### THE DATA:
----

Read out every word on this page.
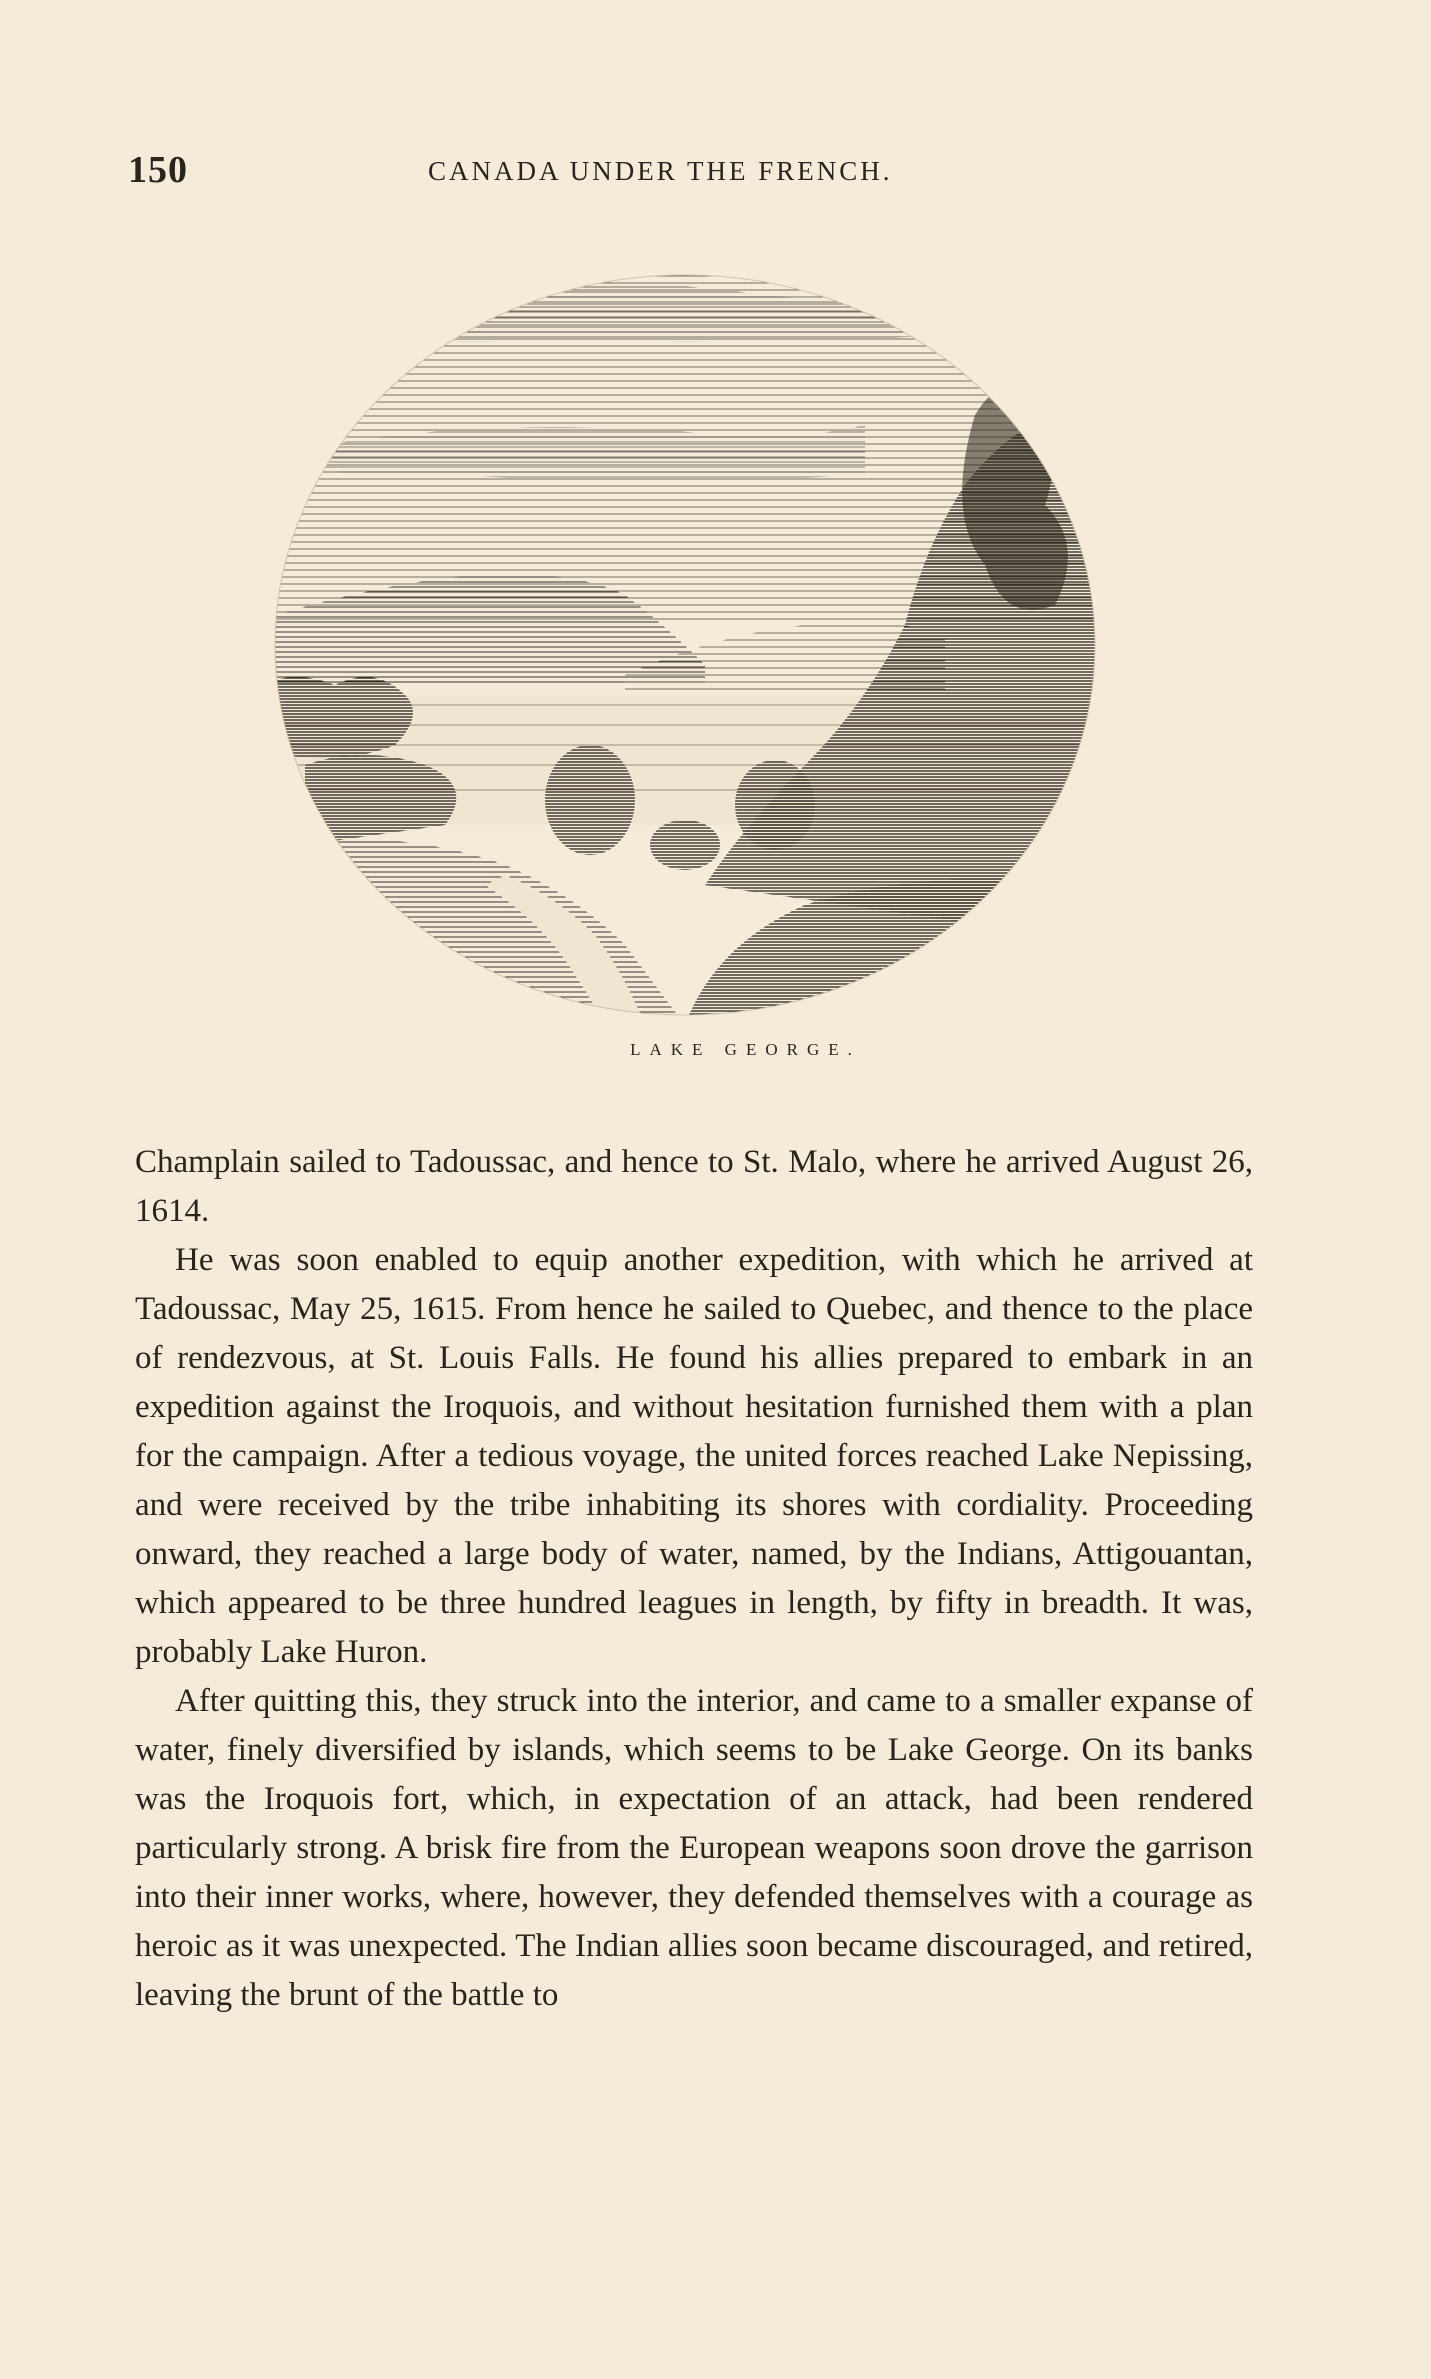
150	CANADA UNDER THE FRENCH.
LAKE GEORGE.

Champlain sailed to Tadoussac, and hence to St. Malo, where he arrived August 26, 1614.

He was soon enabled to equip another expedition, with which he arrived at Tadoussac, May 25, 1615. From hence he sailed to Quebec, and thence to the place of rendezvous, at St. Louis Falls. He found his allies prepared to embark in an expedition against the Iroquois, and without hesitation furnished them with a plan for the campaign. After a tedious voyage, the united forces reached Lake Nepissing, and were received by the tribe inhabiting its shores with cordiality. Proceeding onward, they reached a large body of water, named, by the Indians, Attigouantan, which appeared to be three hundred leagues in length, by fifty in breadth. It was, probably Lake Huron.

After quitting this, they struck into the interior, and came to a smaller expanse of water, finely diversified by islands, which seems to be Lake George. On its banks was the Iroquois fort, which, in expectation of an attack, had been rendered particularly strong. A brisk fire from the European weapons soon drove the garrison into their inner works, where, however, they defended themselves with a courage as heroic as it was unexpected. The Indian allies soon became discouraged, and retired, leaving the brunt of the battle to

----

### WHAT YOU SHOULD DO:
Copy all the lines above that hold the string "sailed".

### WRITTEN REPLY:
Champlain sailed to Tadoussac, and hence to St. Malo, where he arrived August 26, 1614.
He was soon enabled to equip another expedition, with which he arrived at Tadoussac, May 25, 1615. From hence he sailed to Quebec, and thence to the place of rendezvous, at St. Louis Falls. He found his allies prepared to embark in an expedition against the Iroquois, and without hesitation furnished them with a plan for the campaign. After a tedious voyage, the united forces reached Lake Nepissing, and were received by the tribe inhabiting its shores with cordiality. Proceeding onward, they reached a large body of water, named, by the Indians, Attigouantan, which appeared to be three hundred leagues in length, by fifty in breadth. It was, probably Lake Huron.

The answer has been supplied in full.